» Given data:
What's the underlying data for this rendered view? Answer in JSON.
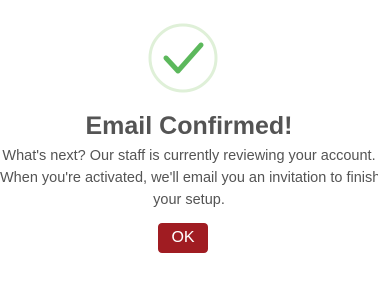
{
  "dialog": {
    "icon": "success-checkmark-icon",
    "title": "Email Confirmed!",
    "message_lines": [
      "What's next? Our staff is currently reviewing your account.",
      "When you're activated, we'll email you an invitation to finish",
      "your setup."
    ],
    "ok_label": "OK"
  },
  "colors": {
    "check": "#5cb85c",
    "ring": "#dff0d8",
    "button": "#a01c22",
    "text": "#545454"
  }
}
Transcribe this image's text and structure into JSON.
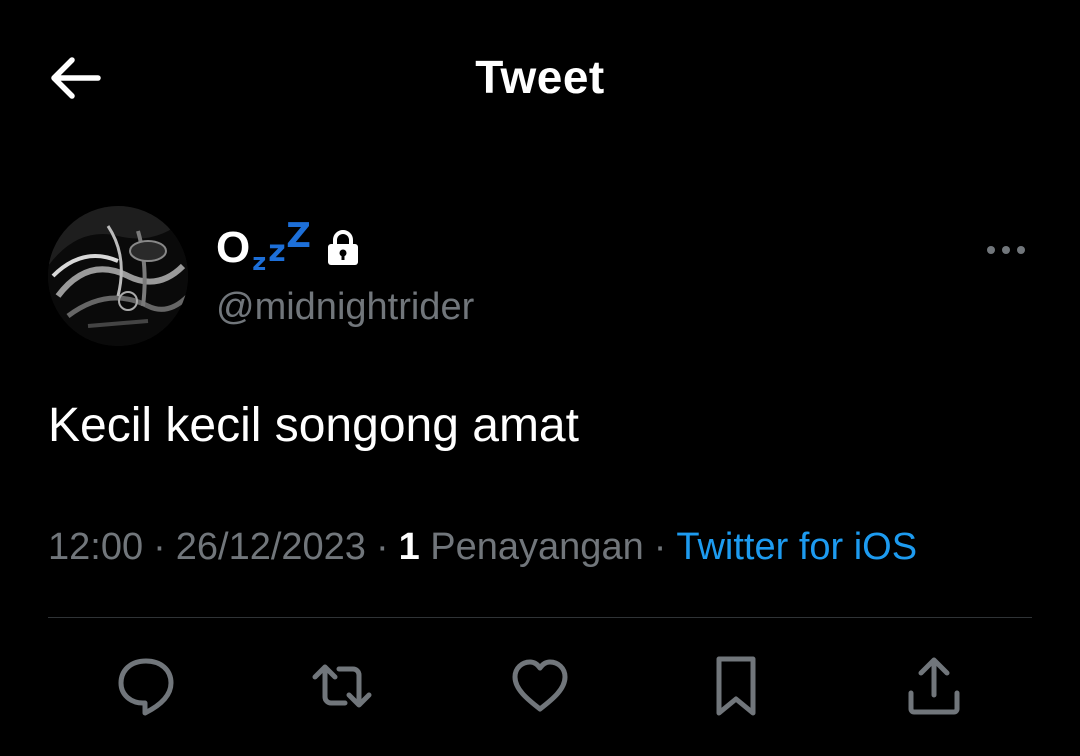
{
  "header": {
    "title": "Tweet"
  },
  "author": {
    "display_name": "O",
    "sleep_emoji": [
      "z",
      "z",
      "Z"
    ],
    "handle": "@midnightrider",
    "protected": true
  },
  "tweet": {
    "text": "Kecil kecil songong amat"
  },
  "meta": {
    "time": "12:00",
    "date": "26/12/2023",
    "views_count": "1",
    "views_label": "Penayangan",
    "source": "Twitter for iOS",
    "separator": "·"
  },
  "icons": {
    "back": "arrow-left-icon",
    "lock": "lock-icon",
    "more": "more-horizontal-icon",
    "reply": "reply-icon",
    "retweet": "retweet-icon",
    "like": "heart-icon",
    "bookmark": "bookmark-icon",
    "share": "share-icon"
  },
  "colors": {
    "background": "#000000",
    "text_primary": "#ffffff",
    "text_secondary": "#71767b",
    "accent": "#1d9bf0",
    "divider": "#2f3336",
    "zzz": "#1d6fd8"
  }
}
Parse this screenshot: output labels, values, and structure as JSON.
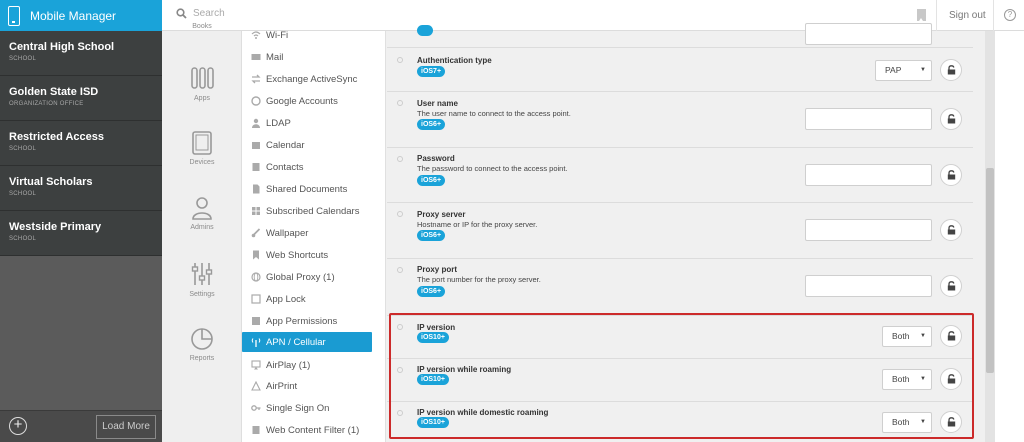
{
  "app": {
    "title": "Mobile Manager"
  },
  "header": {
    "search_placeholder": "Search",
    "sign_out": "Sign out",
    "help": "?"
  },
  "organizations": [
    {
      "name": "Central High School",
      "type": "SCHOOL"
    },
    {
      "name": "Golden State ISD",
      "type": "ORGANIZATION OFFICE"
    },
    {
      "name": "Restricted Access",
      "type": "SCHOOL"
    },
    {
      "name": "Virtual Scholars",
      "type": "SCHOOL"
    },
    {
      "name": "Westside Primary",
      "type": "SCHOOL"
    }
  ],
  "org_footer": {
    "add": "+",
    "load_more": "Load More"
  },
  "nav": {
    "books": "Books",
    "apps": "Apps",
    "devices": "Devices",
    "admins": "Admins",
    "settings": "Settings",
    "reports": "Reports"
  },
  "payloads": [
    "Wi-Fi",
    "Mail",
    "Exchange ActiveSync",
    "Google Accounts",
    "LDAP",
    "Calendar",
    "Contacts",
    "Shared Documents",
    "Subscribed Calendars",
    "Wallpaper",
    "Web Shortcuts",
    "Global Proxy (1)",
    "App Lock",
    "App Permissions",
    "APN / Cellular",
    "AirPlay (1)",
    "AirPrint",
    "Single Sign On",
    "Web Content Filter (1)"
  ],
  "active_payload": "APN / Cellular",
  "settings": [
    {
      "title": "Authentication type",
      "description": "",
      "badge": "iOS7+",
      "control": "select",
      "value": "PAP"
    },
    {
      "title": "User name",
      "description": "The user name to connect to the access point.",
      "badge": "iOS6+",
      "control": "text",
      "value": ""
    },
    {
      "title": "Password",
      "description": "The password to connect to the access point.",
      "badge": "iOS6+",
      "control": "text",
      "value": ""
    },
    {
      "title": "Proxy server",
      "description": "Hostname or IP for the proxy server.",
      "badge": "iOS6+",
      "control": "text",
      "value": ""
    },
    {
      "title": "Proxy port",
      "description": "The port number for the proxy server.",
      "badge": "iOS6+",
      "control": "text",
      "value": ""
    },
    {
      "title": "IP version",
      "description": "",
      "badge": "iOS10+",
      "control": "select",
      "value": "Both"
    },
    {
      "title": "IP version while roaming",
      "description": "",
      "badge": "iOS10+",
      "control": "select",
      "value": "Both"
    },
    {
      "title": "IP version while domestic roaming",
      "description": "",
      "badge": "iOS10+",
      "control": "select",
      "value": "Both"
    }
  ],
  "colors": {
    "brand": "#1aa3d9",
    "highlight": "#cc2a2a",
    "sidebar": "#3d4040"
  }
}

» Work to complete:
Without the pictures, restate each entry exactly.

» The reply:
What's the underlying data for this rendered view? Answer in JSON.
{
  "dialog": {
    "icon": "success-checkmark-icon",
    "title": "Email Confirmed!",
    "message_lines": [
      "What's next? Our staff is currently reviewing your account.",
      "When you're activated, we'll email you an invitation to finish",
      "your setup."
    ],
    "ok_label": "OK"
  },
  "colors": {
    "check": "#5cb85c",
    "ring": "#dff0d8",
    "button": "#a01c22",
    "text": "#545454"
  }
}
Transcribe this image's text and structure into JSON.
{
  "header": {
    "title": "Tweet"
  },
  "author": {
    "display_name": "O",
    "sleep_emoji": [
      "z",
      "z",
      "Z"
    ],
    "handle": "@midnightrider",
    "protected": true
  },
  "tweet": {
    "text": "Kecil kecil songong amat"
  },
  "meta": {
    "time": "12:00",
    "date": "26/12/2023",
    "views_count": "1",
    "views_label": "Penayangan",
    "source": "Twitter for iOS",
    "separator": "·"
  },
  "icons": {
    "back": "arrow-left-icon",
    "lock": "lock-icon",
    "more": "more-horizontal-icon",
    "reply": "reply-icon",
    "retweet": "retweet-icon",
    "like": "heart-icon",
    "bookmark": "bookmark-icon",
    "share": "share-icon"
  },
  "colors": {
    "background": "#000000",
    "text_primary": "#ffffff",
    "text_secondary": "#71767b",
    "accent": "#1d9bf0",
    "divider": "#2f3336",
    "zzz": "#1d6fd8"
  }
}
Parse this screenshot: output labels, values, and structure as JSON.
{
  "app": {
    "title": "Mobile Manager"
  },
  "header": {
    "search_placeholder": "Search",
    "sign_out": "Sign out",
    "help": "?"
  },
  "organizations": [
    {
      "name": "Central High School",
      "type": "SCHOOL"
    },
    {
      "name": "Golden State ISD",
      "type": "ORGANIZATION OFFICE"
    },
    {
      "name": "Restricted Access",
      "type": "SCHOOL"
    },
    {
      "name": "Virtual Scholars",
      "type": "SCHOOL"
    },
    {
      "name": "Westside Primary",
      "type": "SCHOOL"
    }
  ],
  "org_footer": {
    "add": "+",
    "load_more": "Load More"
  },
  "nav": {
    "books": "Books",
    "apps": "Apps",
    "devices": "Devices",
    "admins": "Admins",
    "settings": "Settings",
    "reports": "Reports"
  },
  "payloads": [
    "Wi-Fi",
    "Mail",
    "Exchange ActiveSync",
    "Google Accounts",
    "LDAP",
    "Calendar",
    "Contacts",
    "Shared Documents",
    "Subscribed Calendars",
    "Wallpaper",
    "Web Shortcuts",
    "Global Proxy (1)",
    "App Lock",
    "App Permissions",
    "APN / Cellular",
    "AirPlay (1)",
    "AirPrint",
    "Single Sign On",
    "Web Content Filter (1)"
  ],
  "active_payload": "APN / Cellular",
  "settings": [
    {
      "title": "Authentication type",
      "description": "",
      "badge": "iOS7+",
      "control": "select",
      "value": "PAP"
    },
    {
      "title": "User name",
      "description": "The user name to connect to the access point.",
      "badge": "iOS6+",
      "control": "text",
      "value": ""
    },
    {
      "title": "Password",
      "description": "The password to connect to the access point.",
      "badge": "iOS6+",
      "control": "text",
      "value": ""
    },
    {
      "title": "Proxy server",
      "description": "Hostname or IP for the proxy server.",
      "badge": "iOS6+",
      "control": "text",
      "value": ""
    },
    {
      "title": "Proxy port",
      "description": "The port number for the proxy server.",
      "badge": "iOS6+",
      "control": "text",
      "value": ""
    },
    {
      "title": "IP version",
      "description": "",
      "badge": "iOS10+",
      "control": "select",
      "value": "Both"
    },
    {
      "title": "IP version while roaming",
      "description": "",
      "badge": "iOS10+",
      "control": "select",
      "value": "Both"
    },
    {
      "title": "IP version while domestic roaming",
      "description": "",
      "badge": "iOS10+",
      "control": "select",
      "value": "Both"
    }
  ],
  "colors": {
    "brand": "#1aa3d9",
    "highlight": "#cc2a2a",
    "sidebar": "#3d4040"
  }
}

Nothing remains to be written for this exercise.